What needs to be done
Filter the entries below, keeping every line that has the word "title".

-----

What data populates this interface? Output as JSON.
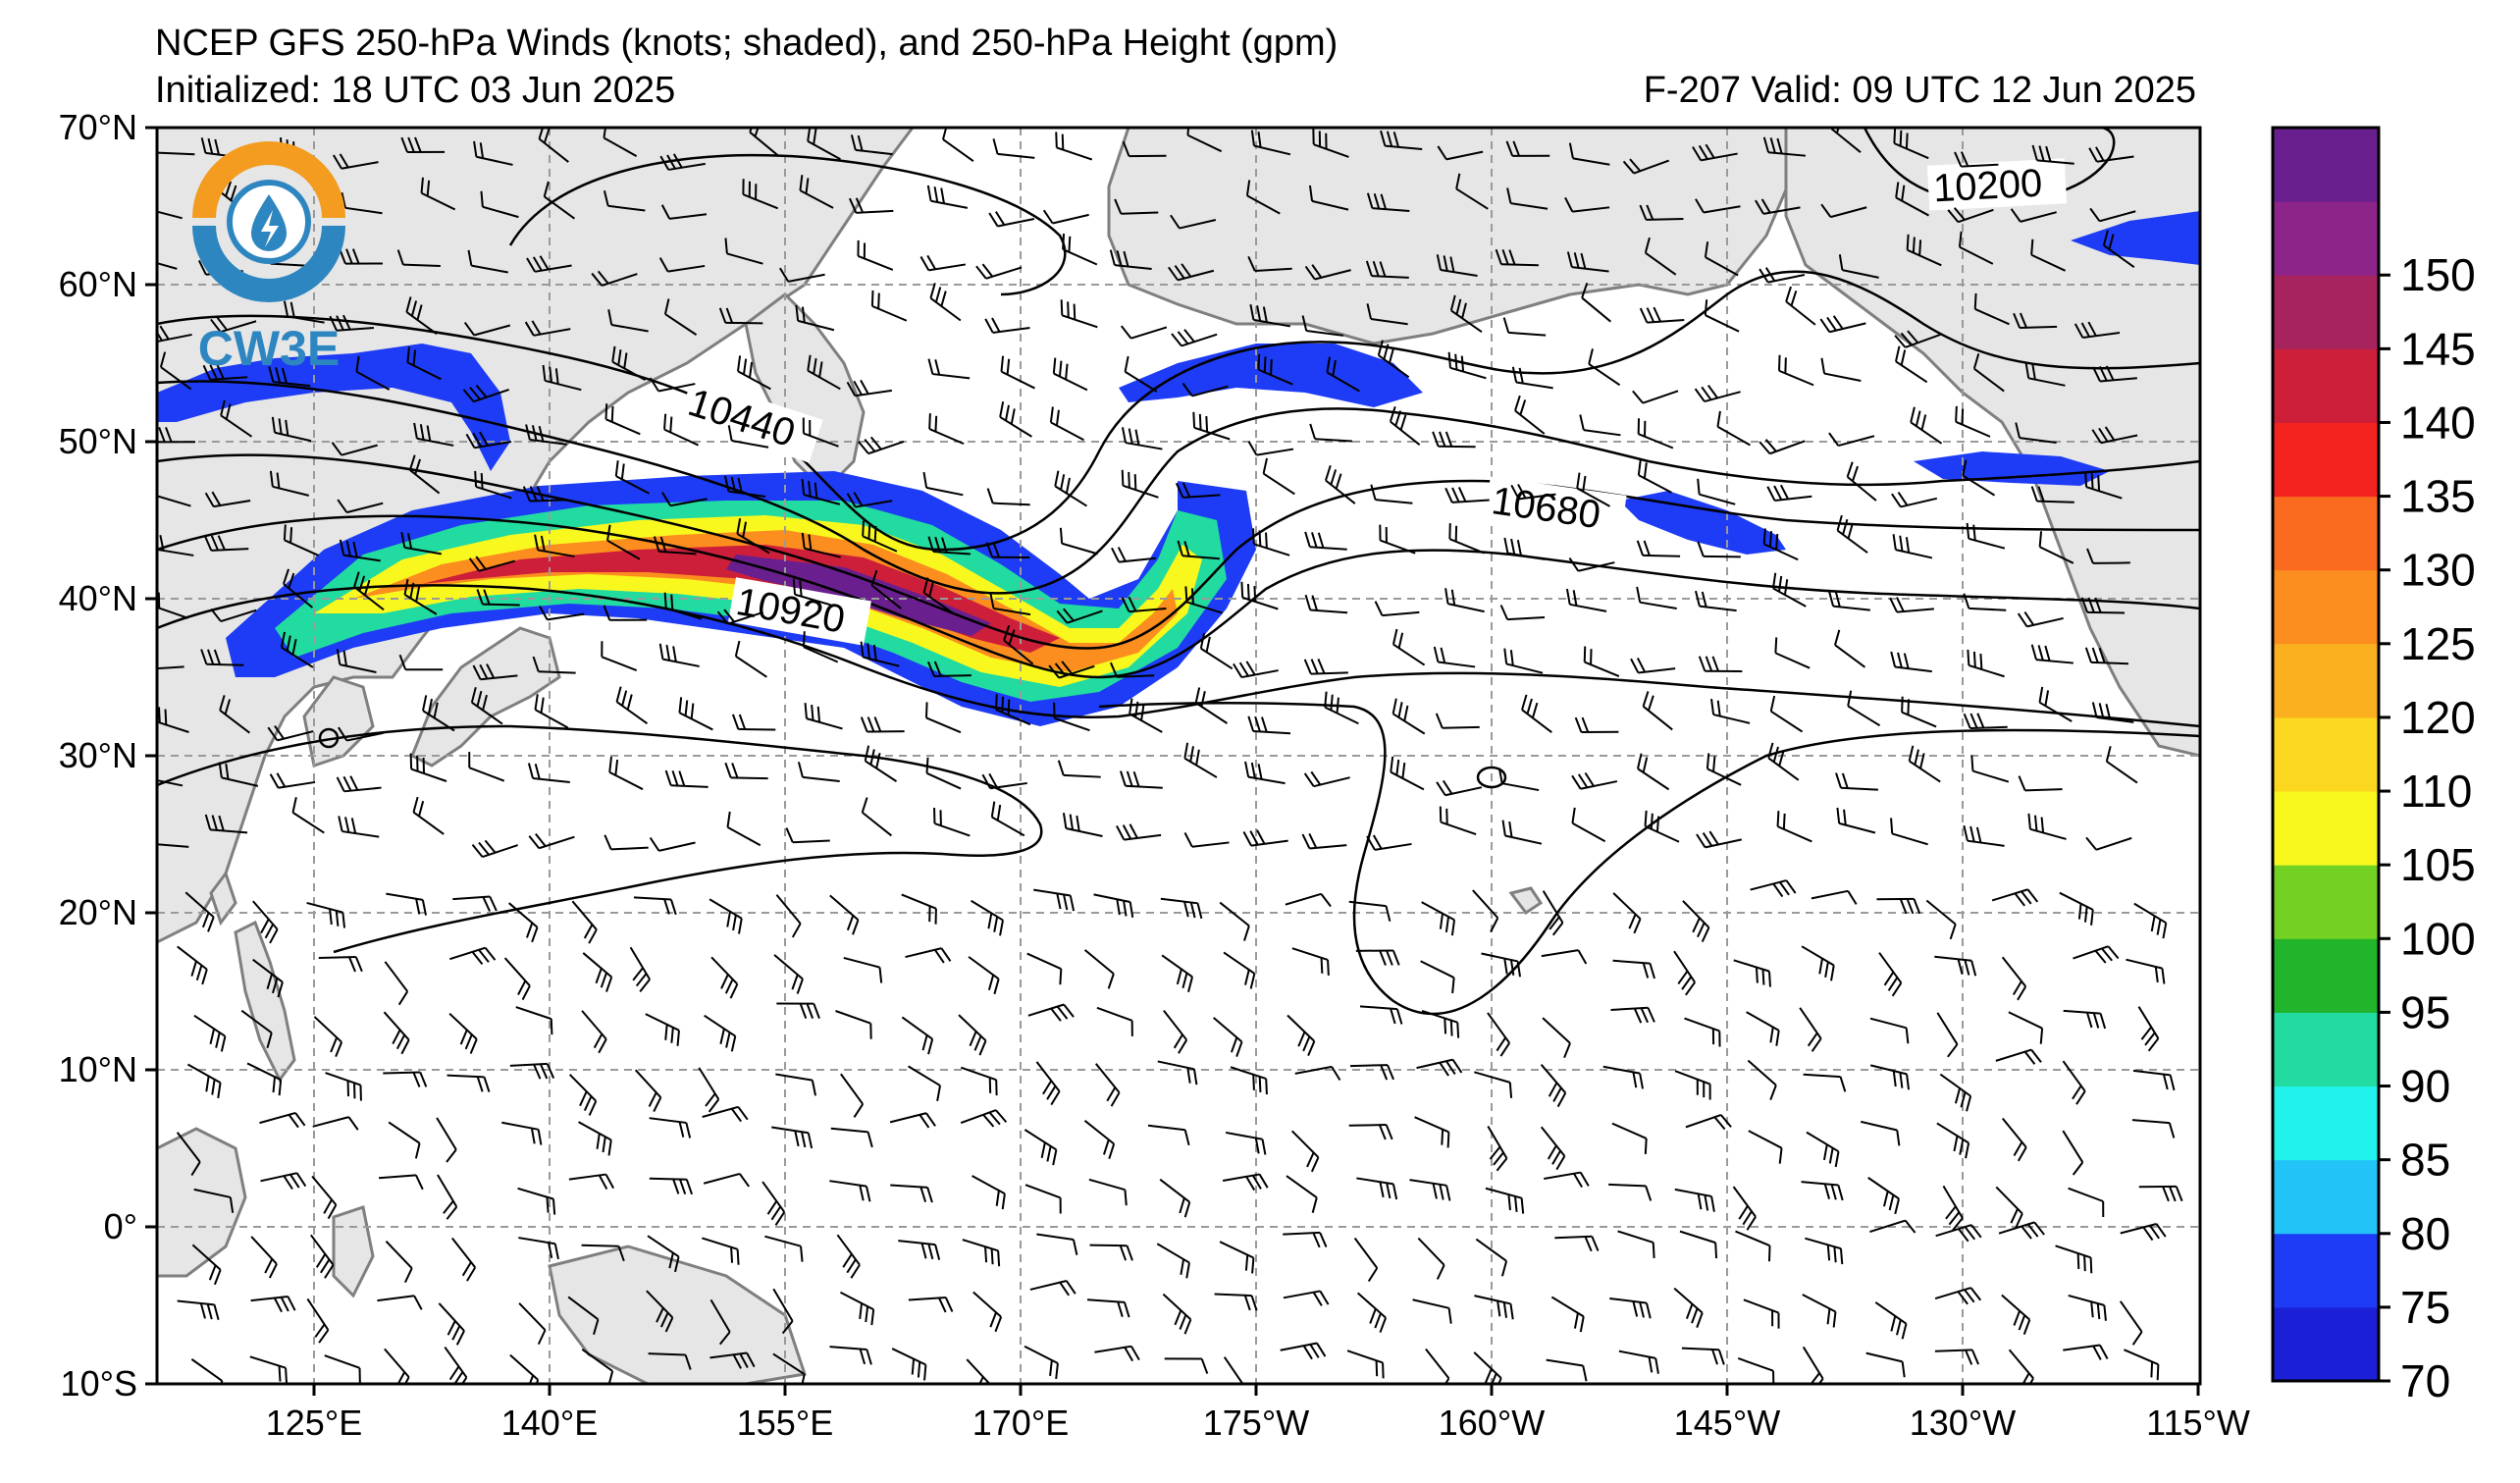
{
  "header": {
    "title": "NCEP GFS 250-hPa Winds (knots; shaded), and 250-hPa Height (gpm)",
    "initialized": "Initialized: 18 UTC 03 Jun 2025",
    "valid": "F-207  Valid: 09 UTC 12 Jun 2025"
  },
  "logo": {
    "text": "CW3E",
    "ring_top_color": "#f39c1f",
    "ring_bottom_color": "#2e86c1"
  },
  "map": {
    "lon_labels": [
      "125°E",
      "140°E",
      "155°E",
      "170°E",
      "175°W",
      "160°W",
      "145°W",
      "130°W",
      "115°W"
    ],
    "lat_labels": [
      "70°N",
      "60°N",
      "50°N",
      "40°N",
      "30°N",
      "20°N",
      "10°N",
      "0°",
      "10°S"
    ],
    "lon_ticks_deg": [
      125,
      140,
      155,
      170,
      185,
      200,
      215,
      230,
      245
    ],
    "lat_ticks_deg": [
      70,
      60,
      50,
      40,
      30,
      20,
      10,
      0,
      -10
    ],
    "extent": {
      "lon_min": 110,
      "lon_max": 245,
      "lat_min": -10,
      "lat_max": 70
    },
    "ocean_color": "#ffffff",
    "land_color": "#e6e6e6",
    "coast_color": "#7f7f7f",
    "grid_color": "#9a9a9a",
    "contour_labels": [
      "10440",
      "10680",
      "10920",
      "10200"
    ]
  },
  "colorbar": {
    "labels": [
      "150",
      "145",
      "140",
      "135",
      "130",
      "125",
      "120",
      "110",
      "105",
      "100",
      "95",
      "90",
      "85",
      "80",
      "75",
      "70"
    ],
    "bins": [
      {
        "value": 70,
        "color": "#1b1fd6"
      },
      {
        "value": 75,
        "color": "#1e3cf5"
      },
      {
        "value": 80,
        "color": "#22c4f7"
      },
      {
        "value": 85,
        "color": "#22f2ec"
      },
      {
        "value": 90,
        "color": "#22dba0"
      },
      {
        "value": 95,
        "color": "#20b52b"
      },
      {
        "value": 100,
        "color": "#72d122"
      },
      {
        "value": 105,
        "color": "#f8f81f"
      },
      {
        "value": 110,
        "color": "#fcd720"
      },
      {
        "value": 120,
        "color": "#fbb11f"
      },
      {
        "value": 125,
        "color": "#fb8e1f"
      },
      {
        "value": 130,
        "color": "#fa6a1f"
      },
      {
        "value": 135,
        "color": "#f5231f"
      },
      {
        "value": 140,
        "color": "#cd1f3a"
      },
      {
        "value": 145,
        "color": "#a6235e"
      },
      {
        "value": 150,
        "color": "#8d248a"
      },
      {
        "value": 155,
        "color": "#6a1f8e"
      }
    ]
  }
}
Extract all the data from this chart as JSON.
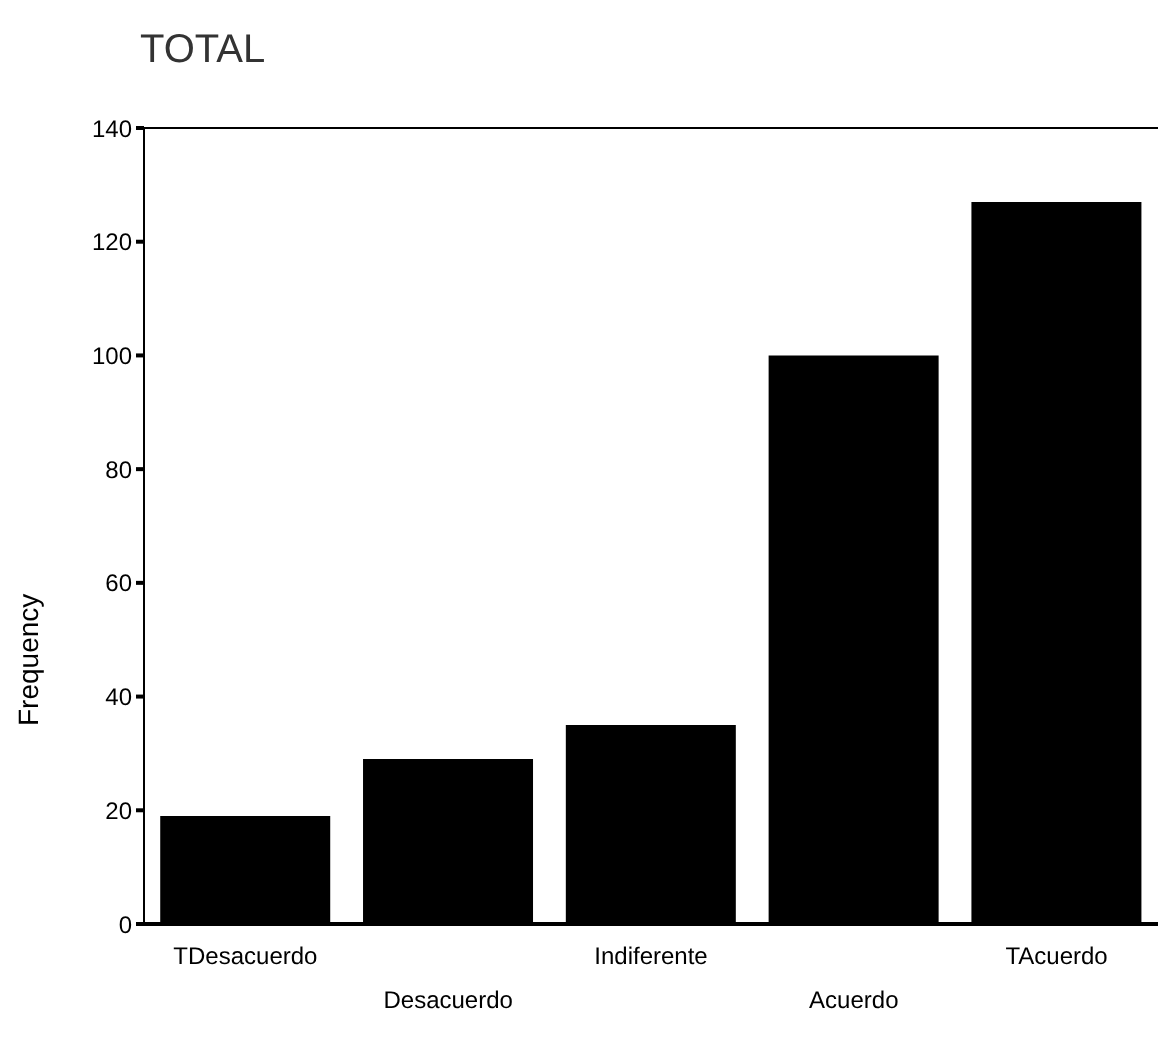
{
  "chart_data": {
    "type": "bar",
    "title": "TOTAL",
    "ylabel": "Frequency",
    "categories": [
      "TDesacuerdo",
      "Desacuerdo",
      "Indiferente",
      "Acuerdo",
      "TAcuerdo"
    ],
    "values": [
      19,
      29,
      35,
      100,
      127
    ],
    "color": "#000000",
    "ylim": [
      0,
      140
    ],
    "yticks": [
      0,
      20,
      40,
      60,
      80,
      100,
      120,
      140
    ],
    "grid": false
  }
}
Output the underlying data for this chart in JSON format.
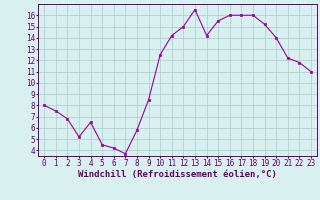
{
  "x": [
    0,
    1,
    2,
    3,
    4,
    5,
    6,
    7,
    8,
    9,
    10,
    11,
    12,
    13,
    14,
    15,
    16,
    17,
    18,
    19,
    20,
    21,
    22,
    23
  ],
  "y": [
    8.0,
    7.5,
    6.8,
    5.2,
    6.5,
    4.5,
    4.2,
    3.7,
    5.8,
    8.5,
    12.5,
    14.2,
    15.0,
    16.5,
    14.2,
    15.5,
    16.0,
    16.0,
    16.0,
    15.2,
    14.0,
    12.2,
    11.8,
    11.0
  ],
  "line_color": "#990099",
  "marker": "s",
  "markersize": 2,
  "background_color": "#d8f0f0",
  "grid_color": "#aacccc",
  "xlabel": "Windchill (Refroidissement éolien,°C)",
  "xlabel_color": "#660066",
  "tick_color": "#660066",
  "ylim": [
    3.5,
    17.0
  ],
  "xlim": [
    -0.5,
    23.5
  ],
  "yticks": [
    4,
    5,
    6,
    7,
    8,
    9,
    10,
    11,
    12,
    13,
    14,
    15,
    16
  ],
  "xticks": [
    0,
    1,
    2,
    3,
    4,
    5,
    6,
    7,
    8,
    9,
    10,
    11,
    12,
    13,
    14,
    15,
    16,
    17,
    18,
    19,
    20,
    21,
    22,
    23
  ],
  "label_fontsize": 6.5,
  "tick_fontsize": 5.5
}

-----

Written response
    "title": "NCEP GFS 250-hPa Winds (knots; shaded), and 250-hPa Height (gpm)",
    "title": "TOTAL",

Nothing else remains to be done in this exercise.